* _Directive_: Copy all the data exactly, except the pictures.
::::::::
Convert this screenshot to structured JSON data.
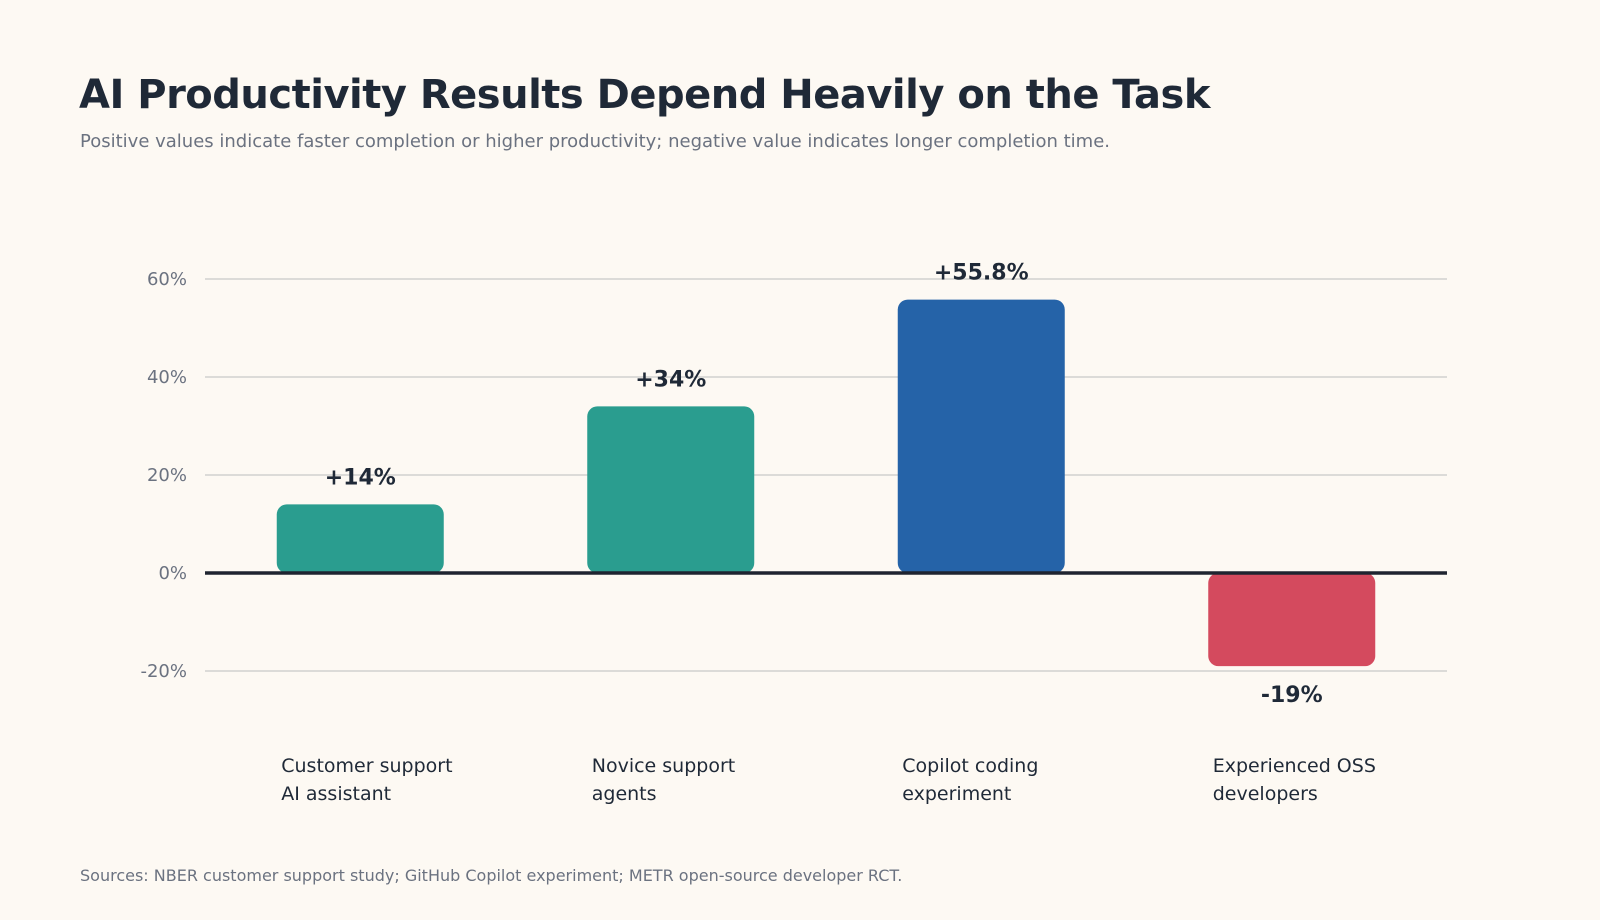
{
  "header": {
    "title": "AI Productivity Results Depend Heavily on the Task",
    "subtitle": "Positive values indicate faster completion or higher productivity; negative value indicates longer completion time."
  },
  "footer": {
    "sources": "Sources: NBER customer support study; GitHub Copilot experiment; METR open-source developer RCT."
  },
  "chart_data": {
    "type": "bar",
    "categories": [
      [
        "Customer support",
        "AI assistant"
      ],
      [
        "Novice support",
        "agents"
      ],
      [
        "Copilot coding",
        "experiment"
      ],
      [
        "Experienced OSS",
        "developers"
      ]
    ],
    "values": [
      14,
      34,
      55.8,
      -19
    ],
    "data_labels": [
      "+14%",
      "+34%",
      "+55.8%",
      "-19%"
    ],
    "bar_colors": [
      "#2a9d8f",
      "#2a9d8f",
      "#2563a8",
      "#d44a5e"
    ],
    "yticks": [
      60,
      40,
      20,
      0,
      -20
    ],
    "ytick_labels": [
      "60%",
      "40%",
      "20%",
      "0%",
      "-20%"
    ],
    "ylim": [
      -20,
      60
    ],
    "grid": true,
    "legend": "none"
  }
}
::::::::
* _Finished answer_:
Convert this screenshot to structured JSON data.
{
  "header": {
    "title": "AI Productivity Results Depend Heavily on the Task",
    "subtitle": "Positive values indicate faster completion or higher productivity; negative value indicates longer completion time."
  },
  "footer": {
    "sources": "Sources: NBER customer support study; GitHub Copilot experiment; METR open-source developer RCT."
  },
  "chart_data": {
    "type": "bar",
    "categories": [
      [
        "Customer support",
        "AI assistant"
      ],
      [
        "Novice support",
        "agents"
      ],
      [
        "Copilot coding",
        "experiment"
      ],
      [
        "Experienced OSS",
        "developers"
      ]
    ],
    "values": [
      14,
      34,
      55.8,
      -19
    ],
    "data_labels": [
      "+14%",
      "+34%",
      "+55.8%",
      "-19%"
    ],
    "bar_colors": [
      "#2a9d8f",
      "#2a9d8f",
      "#2563a8",
      "#d44a5e"
    ],
    "yticks": [
      60,
      40,
      20,
      0,
      -20
    ],
    "ytick_labels": [
      "60%",
      "40%",
      "20%",
      "0%",
      "-20%"
    ],
    "ylim": [
      -20,
      60
    ],
    "grid": true,
    "legend": "none"
  }
}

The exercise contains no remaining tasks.